_What is asked_. Leave the pictures out and print every record below exactly as it stands.

::::::::

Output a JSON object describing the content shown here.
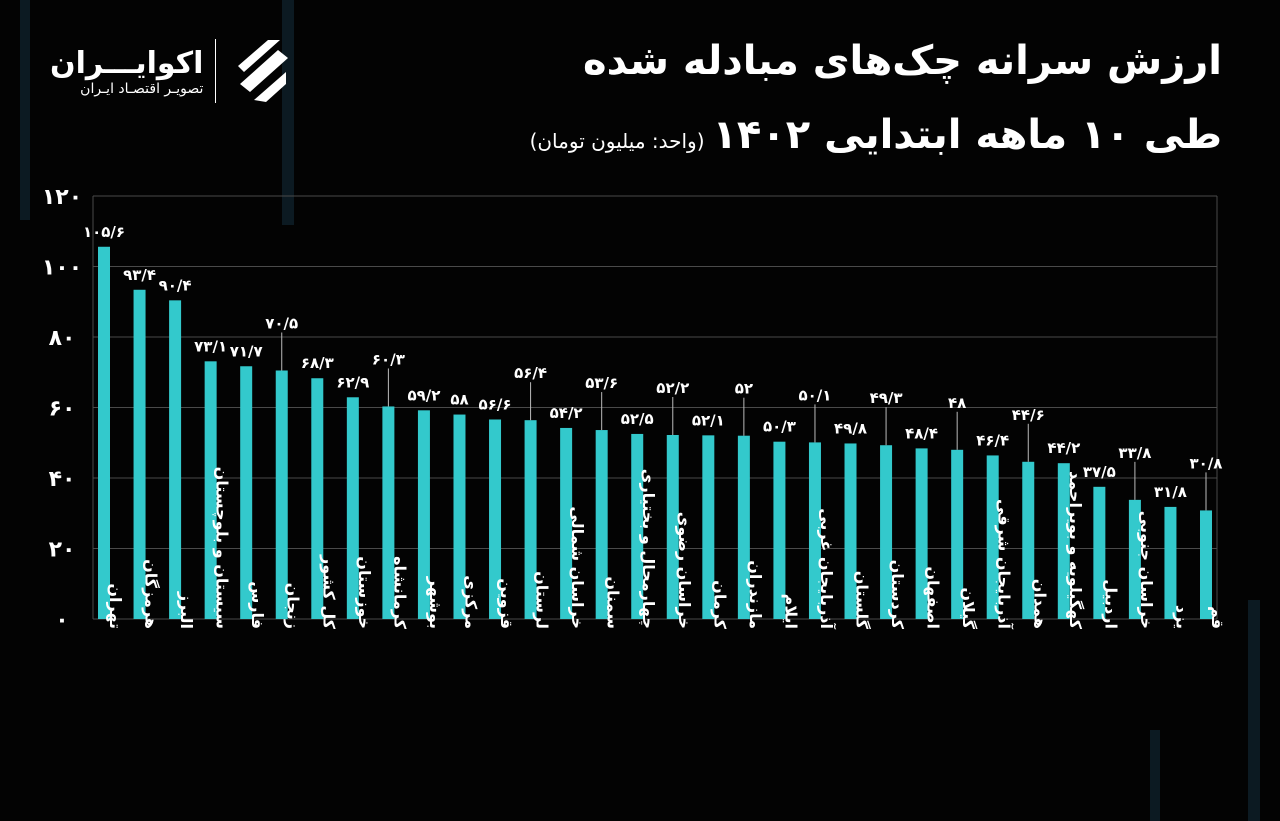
{
  "header": {
    "title_line1": "ارزش سرانه چک‌های مبادله شده",
    "title_line2": "طی ۱۰ ماهه ابتدایی ۱۴۰۲",
    "unit": "(واحد: میلیون تومان)"
  },
  "logo": {
    "name": "اکوایـــران",
    "subtitle": "تصویـر اقتصـاد ایـران"
  },
  "colors": {
    "bar": "#33c9cc",
    "background": "#030303",
    "grid": "#4a4a4a",
    "text": "#ffffff"
  },
  "chart_data": {
    "type": "bar",
    "title": "ارزش سرانه چک‌های مبادله شده طی ۱۰ ماهه ابتدایی ۱۴۰۲",
    "ylabel": "(واحد: میلیون تومان)",
    "ylim": [
      0,
      120
    ],
    "grid": true,
    "yticks": [
      0,
      20,
      40,
      60,
      80,
      100,
      120
    ],
    "ytick_labels": [
      "۰",
      "۲۰",
      "۴۰",
      "۶۰",
      "۸۰",
      "۱۰۰",
      "۱۲۰"
    ],
    "categories": [
      "تهران",
      "هرمزگان",
      "البرز",
      "سیستان و بلوچستان",
      "فارس",
      "زنجان",
      "کل کشور",
      "خوزستان",
      "کرمانشاه",
      "بوشهر",
      "مرکزی",
      "قزوین",
      "لرستان",
      "خراسان شمالی",
      "سمنان",
      "چهارمحال و بختیاری",
      "خراسان رضوی",
      "کرمان",
      "مازندران",
      "ایلام",
      "آذربایجان غربی",
      "گلستان",
      "کردستان",
      "اصفهان",
      "گیلان",
      "آذربایجان شرقی",
      "همدان",
      "کهگیلویه و بویراحمد",
      "اردبیل",
      "خراسان جنوبی",
      "یزد",
      "قم"
    ],
    "values": [
      105.6,
      93.4,
      90.4,
      73.1,
      71.7,
      70.5,
      68.3,
      62.9,
      60.3,
      59.2,
      58,
      56.6,
      56.4,
      54.2,
      53.6,
      52.5,
      52.2,
      52.1,
      52,
      50.3,
      50.1,
      49.8,
      49.3,
      48.4,
      48,
      46.4,
      44.6,
      44.2,
      37.5,
      33.8,
      31.8,
      30.8
    ],
    "data_labels": [
      "۱۰۵/۶",
      "۹۳/۴",
      "۹۰/۴",
      "۷۳/۱",
      "۷۱/۷",
      "۷۰/۵",
      "۶۸/۳",
      "۶۲/۹",
      "۶۰/۳",
      "۵۹/۲",
      "۵۸",
      "۵۶/۶",
      "۵۶/۴",
      "۵۴/۲",
      "۵۳/۶",
      "۵۲/۵",
      "۵۲/۲",
      "۵۲/۱",
      "۵۲",
      "۵۰/۳",
      "۵۰/۱",
      "۴۹/۸",
      "۴۹/۳",
      "۴۸/۴",
      "۴۸",
      "۴۶/۴",
      "۴۴/۶",
      "۴۴/۲",
      "۳۷/۵",
      "۳۳/۸",
      "۳۱/۸",
      "۳۰/۸"
    ]
  }
}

::::::::

_Output of the exercise_.
Output a JSON object describing the content shown here.
{
  "header": {
    "title_line1": "ارزش سرانه چک‌های مبادله شده",
    "title_line2": "طی ۱۰ ماهه ابتدایی ۱۴۰۲",
    "unit": "(واحد: میلیون تومان)"
  },
  "logo": {
    "name": "اکوایـــران",
    "subtitle": "تصویـر اقتصـاد ایـران"
  },
  "colors": {
    "bar": "#33c9cc",
    "background": "#030303",
    "grid": "#4a4a4a",
    "text": "#ffffff"
  },
  "chart_data": {
    "type": "bar",
    "title": "ارزش سرانه چک‌های مبادله شده طی ۱۰ ماهه ابتدایی ۱۴۰۲",
    "ylabel": "(واحد: میلیون تومان)",
    "ylim": [
      0,
      120
    ],
    "grid": true,
    "yticks": [
      0,
      20,
      40,
      60,
      80,
      100,
      120
    ],
    "ytick_labels": [
      "۰",
      "۲۰",
      "۴۰",
      "۶۰",
      "۸۰",
      "۱۰۰",
      "۱۲۰"
    ],
    "categories": [
      "تهران",
      "هرمزگان",
      "البرز",
      "سیستان و بلوچستان",
      "فارس",
      "زنجان",
      "کل کشور",
      "خوزستان",
      "کرمانشاه",
      "بوشهر",
      "مرکزی",
      "قزوین",
      "لرستان",
      "خراسان شمالی",
      "سمنان",
      "چهارمحال و بختیاری",
      "خراسان رضوی",
      "کرمان",
      "مازندران",
      "ایلام",
      "آذربایجان غربی",
      "گلستان",
      "کردستان",
      "اصفهان",
      "گیلان",
      "آذربایجان شرقی",
      "همدان",
      "کهگیلویه و بویراحمد",
      "اردبیل",
      "خراسان جنوبی",
      "یزد",
      "قم"
    ],
    "values": [
      105.6,
      93.4,
      90.4,
      73.1,
      71.7,
      70.5,
      68.3,
      62.9,
      60.3,
      59.2,
      58,
      56.6,
      56.4,
      54.2,
      53.6,
      52.5,
      52.2,
      52.1,
      52,
      50.3,
      50.1,
      49.8,
      49.3,
      48.4,
      48,
      46.4,
      44.6,
      44.2,
      37.5,
      33.8,
      31.8,
      30.8
    ],
    "data_labels": [
      "۱۰۵/۶",
      "۹۳/۴",
      "۹۰/۴",
      "۷۳/۱",
      "۷۱/۷",
      "۷۰/۵",
      "۶۸/۳",
      "۶۲/۹",
      "۶۰/۳",
      "۵۹/۲",
      "۵۸",
      "۵۶/۶",
      "۵۶/۴",
      "۵۴/۲",
      "۵۳/۶",
      "۵۲/۵",
      "۵۲/۲",
      "۵۲/۱",
      "۵۲",
      "۵۰/۳",
      "۵۰/۱",
      "۴۹/۸",
      "۴۹/۳",
      "۴۸/۴",
      "۴۸",
      "۴۶/۴",
      "۴۴/۶",
      "۴۴/۲",
      "۳۷/۵",
      "۳۳/۸",
      "۳۱/۸",
      "۳۰/۸"
    ]
  }
}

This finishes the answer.